--- start of Records ---
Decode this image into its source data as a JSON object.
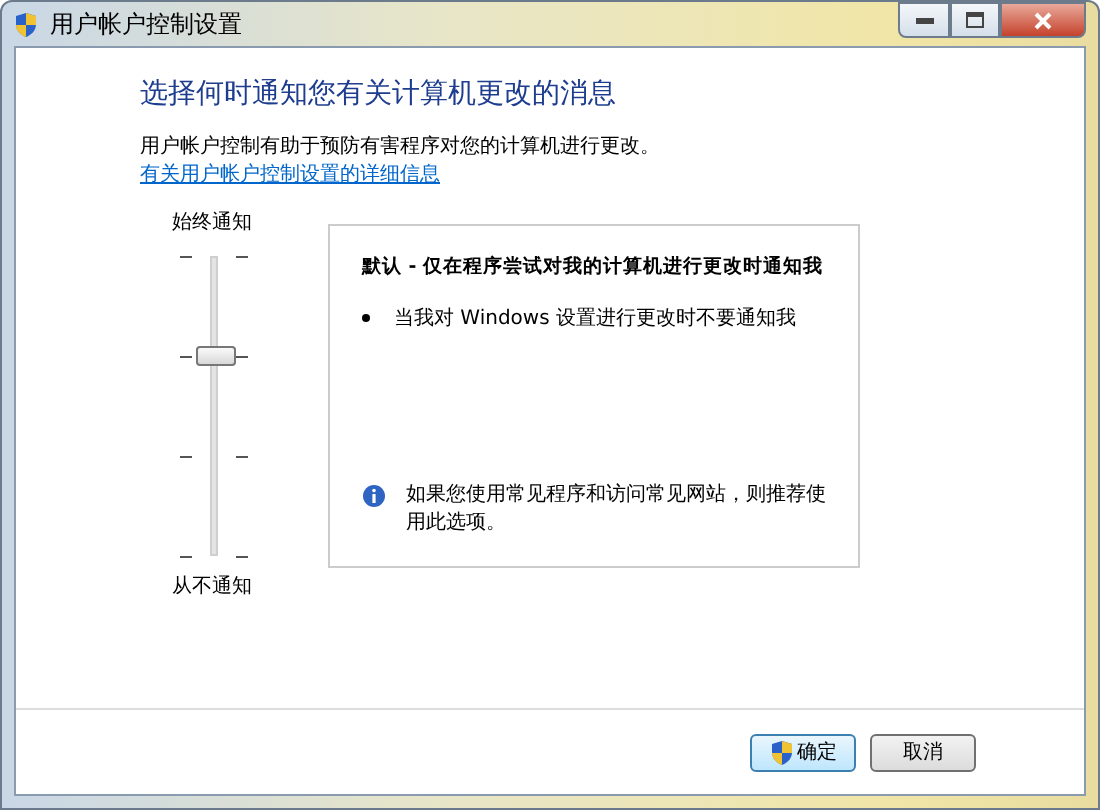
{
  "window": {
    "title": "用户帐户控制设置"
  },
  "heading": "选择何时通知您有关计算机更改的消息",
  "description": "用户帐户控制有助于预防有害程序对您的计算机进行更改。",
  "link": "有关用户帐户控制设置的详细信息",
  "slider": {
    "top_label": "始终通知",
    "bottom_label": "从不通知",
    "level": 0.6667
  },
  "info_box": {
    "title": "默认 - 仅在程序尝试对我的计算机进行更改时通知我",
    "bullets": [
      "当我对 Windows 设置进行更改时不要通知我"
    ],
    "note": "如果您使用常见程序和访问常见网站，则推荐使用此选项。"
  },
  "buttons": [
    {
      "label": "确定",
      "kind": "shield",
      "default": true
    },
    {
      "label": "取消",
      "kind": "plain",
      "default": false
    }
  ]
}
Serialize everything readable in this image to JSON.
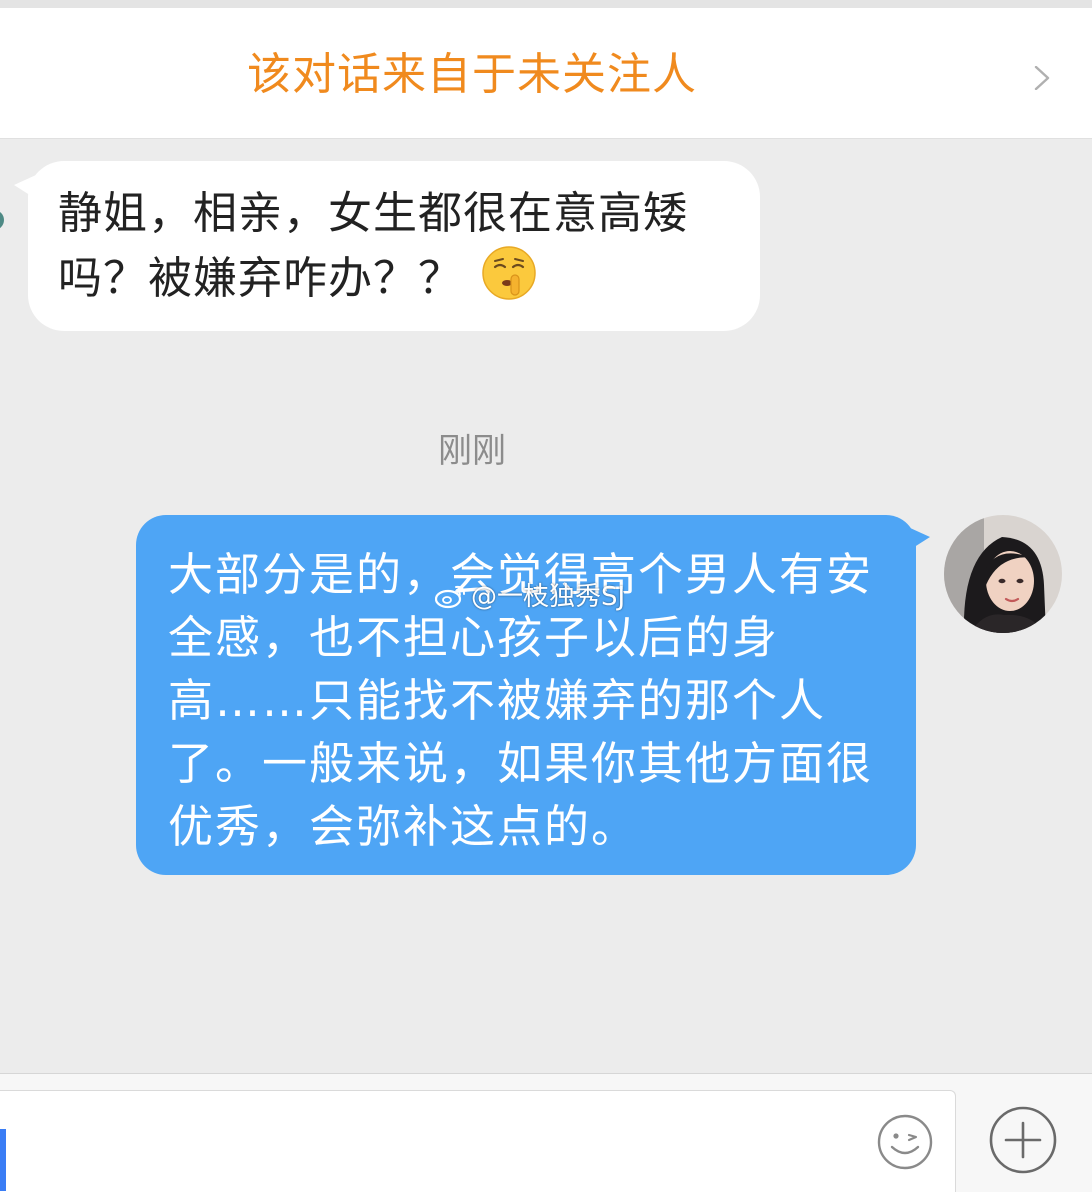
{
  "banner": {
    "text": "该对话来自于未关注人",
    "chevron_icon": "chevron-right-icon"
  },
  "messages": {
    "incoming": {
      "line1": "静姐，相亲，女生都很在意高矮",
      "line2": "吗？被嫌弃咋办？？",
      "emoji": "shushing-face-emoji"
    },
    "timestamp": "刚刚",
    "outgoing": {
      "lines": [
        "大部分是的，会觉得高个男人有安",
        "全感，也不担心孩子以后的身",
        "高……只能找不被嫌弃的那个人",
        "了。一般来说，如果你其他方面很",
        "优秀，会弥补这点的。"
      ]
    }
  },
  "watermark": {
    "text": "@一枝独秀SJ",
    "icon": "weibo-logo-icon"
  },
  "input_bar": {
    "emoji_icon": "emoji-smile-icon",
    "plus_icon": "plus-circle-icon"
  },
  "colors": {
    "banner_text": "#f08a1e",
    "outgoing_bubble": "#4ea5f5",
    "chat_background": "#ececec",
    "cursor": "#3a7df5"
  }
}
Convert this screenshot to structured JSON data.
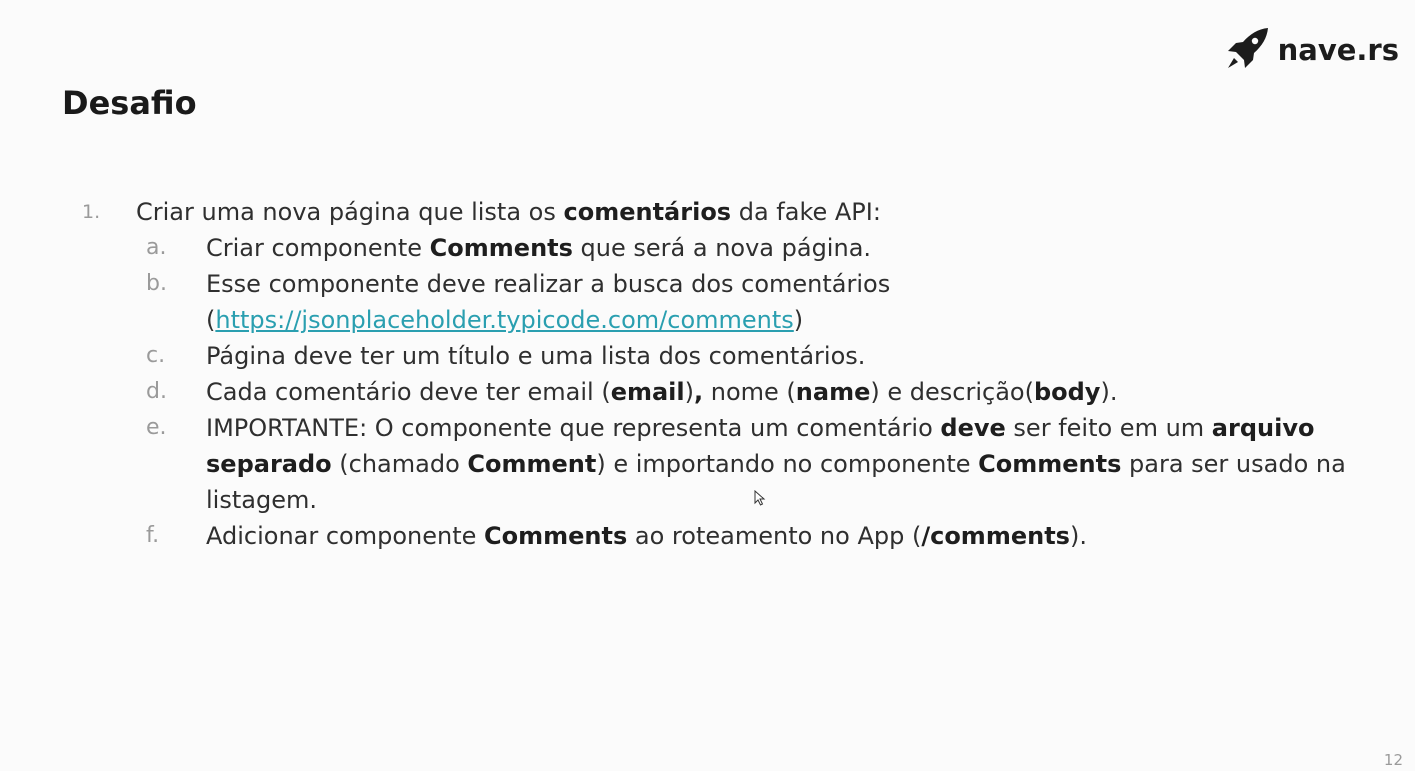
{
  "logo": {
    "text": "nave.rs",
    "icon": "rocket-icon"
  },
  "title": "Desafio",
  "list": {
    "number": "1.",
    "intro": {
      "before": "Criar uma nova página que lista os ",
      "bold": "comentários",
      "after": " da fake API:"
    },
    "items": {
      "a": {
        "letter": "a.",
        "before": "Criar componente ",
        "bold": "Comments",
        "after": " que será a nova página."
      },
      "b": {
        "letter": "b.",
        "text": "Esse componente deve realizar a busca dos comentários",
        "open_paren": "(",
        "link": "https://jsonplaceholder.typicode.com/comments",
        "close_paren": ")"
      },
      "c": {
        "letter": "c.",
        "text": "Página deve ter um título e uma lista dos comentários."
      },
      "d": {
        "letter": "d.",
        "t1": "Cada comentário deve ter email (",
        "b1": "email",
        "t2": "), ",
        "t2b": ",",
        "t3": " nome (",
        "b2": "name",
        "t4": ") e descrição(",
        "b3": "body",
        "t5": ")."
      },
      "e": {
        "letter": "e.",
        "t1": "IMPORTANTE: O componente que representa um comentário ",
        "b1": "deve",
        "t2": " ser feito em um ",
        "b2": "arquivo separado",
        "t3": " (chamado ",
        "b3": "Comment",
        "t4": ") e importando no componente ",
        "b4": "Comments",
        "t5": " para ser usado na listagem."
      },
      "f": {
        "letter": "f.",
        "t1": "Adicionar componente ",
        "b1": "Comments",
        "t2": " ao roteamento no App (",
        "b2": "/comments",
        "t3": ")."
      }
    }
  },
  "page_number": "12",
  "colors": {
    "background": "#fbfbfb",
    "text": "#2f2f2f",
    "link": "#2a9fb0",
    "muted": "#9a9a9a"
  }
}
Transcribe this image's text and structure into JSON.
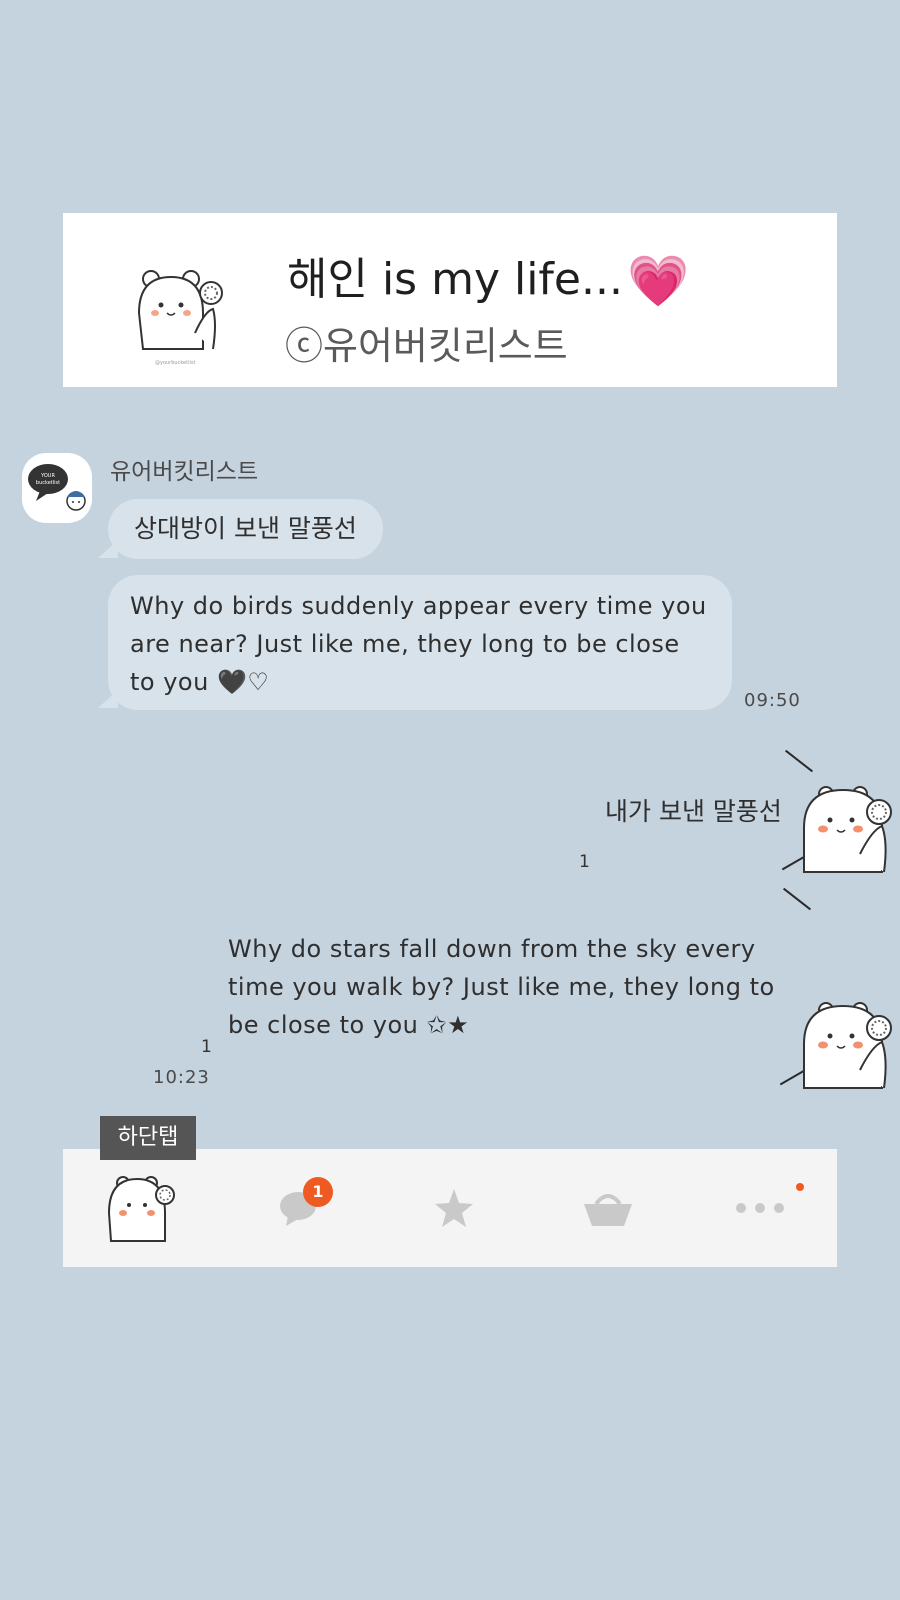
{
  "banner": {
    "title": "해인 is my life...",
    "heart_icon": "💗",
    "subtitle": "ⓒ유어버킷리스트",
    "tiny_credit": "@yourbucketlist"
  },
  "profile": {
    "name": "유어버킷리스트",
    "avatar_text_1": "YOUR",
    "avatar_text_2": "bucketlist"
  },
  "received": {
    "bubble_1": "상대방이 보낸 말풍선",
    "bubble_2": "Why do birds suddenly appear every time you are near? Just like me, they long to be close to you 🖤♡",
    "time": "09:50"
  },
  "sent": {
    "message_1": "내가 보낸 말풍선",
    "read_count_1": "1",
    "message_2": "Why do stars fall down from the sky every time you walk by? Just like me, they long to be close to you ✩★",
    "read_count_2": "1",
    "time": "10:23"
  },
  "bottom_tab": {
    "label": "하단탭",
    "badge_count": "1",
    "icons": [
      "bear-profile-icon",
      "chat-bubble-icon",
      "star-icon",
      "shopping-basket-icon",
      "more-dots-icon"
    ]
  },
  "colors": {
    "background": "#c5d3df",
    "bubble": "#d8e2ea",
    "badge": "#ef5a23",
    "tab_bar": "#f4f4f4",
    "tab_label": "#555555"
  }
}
--- end of Records ---
Aim of the task: Copy each line of the records that contains the word "emoji".

Response to this task:
      "emoji": "shushing-face-emoji"
    "emoji_icon": "emoji-smile-icon",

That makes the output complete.